Data excerpts ▸
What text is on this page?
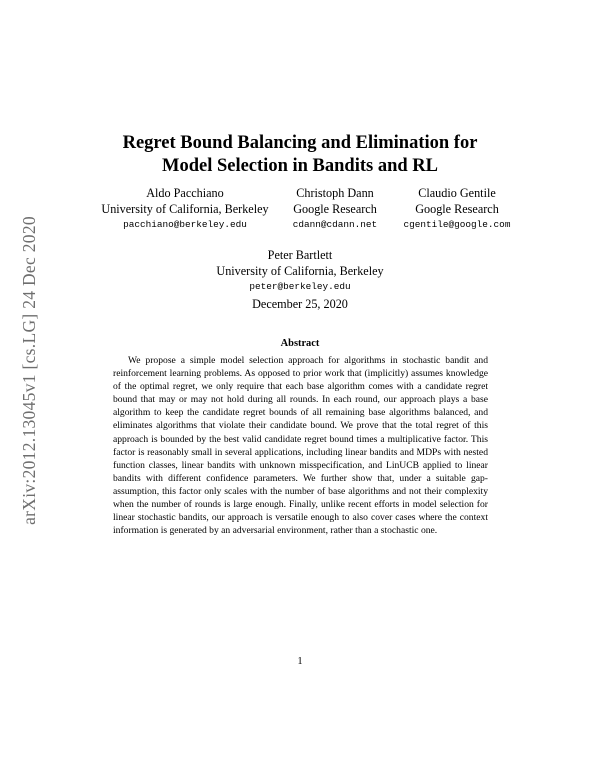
arXiv:2012.13045v1 [cs.LG] 24 Dec 2020
Regret Bound Balancing and Elimination for
Model Selection in Bandits and RL
Aldo Pacchiano
University of California, Berkeley
pacchiano@berkeley.edu
Christoph Dann
Google Research
cdann@cdann.net
Claudio Gentile
Google Research
cgentile@google.com
Peter Bartlett
University of California, Berkeley
peter@berkeley.edu
December 25, 2020
Abstract

We propose a simple model selection approach for algorithms in stochastic bandit and reinforcement learning problems. As opposed to prior work that (implicitly) assumes knowledge of the optimal regret, we only require that each base algorithm comes with a candidate regret bound that may or may not hold during all rounds. In each round, our approach plays a base algorithm to keep the candidate regret bounds of all remaining base algorithms balanced, and eliminates algorithms that violate their candidate bound. We prove that the total regret of this approach is bounded by the best valid candidate regret bound times a multiplicative factor. This factor is reasonably small in several applications, including linear bandits and MDPs with nested function classes, linear bandits with unknown misspecification, and LinUCB applied to linear bandits with different confidence parameters. We further show that, under a suitable gap-assumption, this factor only scales with the number of base algorithms and not their complexity when the number of rounds is large enough. Finally, unlike recent efforts in model selection for linear stochastic bandits, our approach is versatile enough to also cover cases where the context information is generated by an adversarial environment, rather than a stochastic one.

1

Your goal ▸
Do not include images; quote all of the entries above exactly.

Exercise solution ▸
What text is on this page?
arXiv:2012.13045v1 [cs.LG] 24 Dec 2020
Regret Bound Balancing and Elimination for
Model Selection in Bandits and RL
Aldo Pacchiano
University of California, Berkeley
pacchiano@berkeley.edu
Christoph Dann
Google Research
cdann@cdann.net
Claudio Gentile
Google Research
cgentile@google.com
Peter Bartlett
University of California, Berkeley
peter@berkeley.edu
December 25, 2020
Abstract

We propose a simple model selection approach for algorithms in stochastic bandit and reinforcement learning problems. As opposed to prior work that (implicitly) assumes knowledge of the optimal regret, we only require that each base algorithm comes with a candidate regret bound that may or may not hold during all rounds. In each round, our approach plays a base algorithm to keep the candidate regret bounds of all remaining base algorithms balanced, and eliminates algorithms that violate their candidate bound. We prove that the total regret of this approach is bounded by the best valid candidate regret bound times a multiplicative factor. This factor is reasonably small in several applications, including linear bandits and MDPs with nested function classes, linear bandits with unknown misspecification, and LinUCB applied to linear bandits with different confidence parameters. We further show that, under a suitable gap-assumption, this factor only scales with the number of base algorithms and not their complexity when the number of rounds is large enough. Finally, unlike recent efforts in model selection for linear stochastic bandits, our approach is versatile enough to also cover cases where the context information is generated by an adversarial environment, rather than a stochastic one.

1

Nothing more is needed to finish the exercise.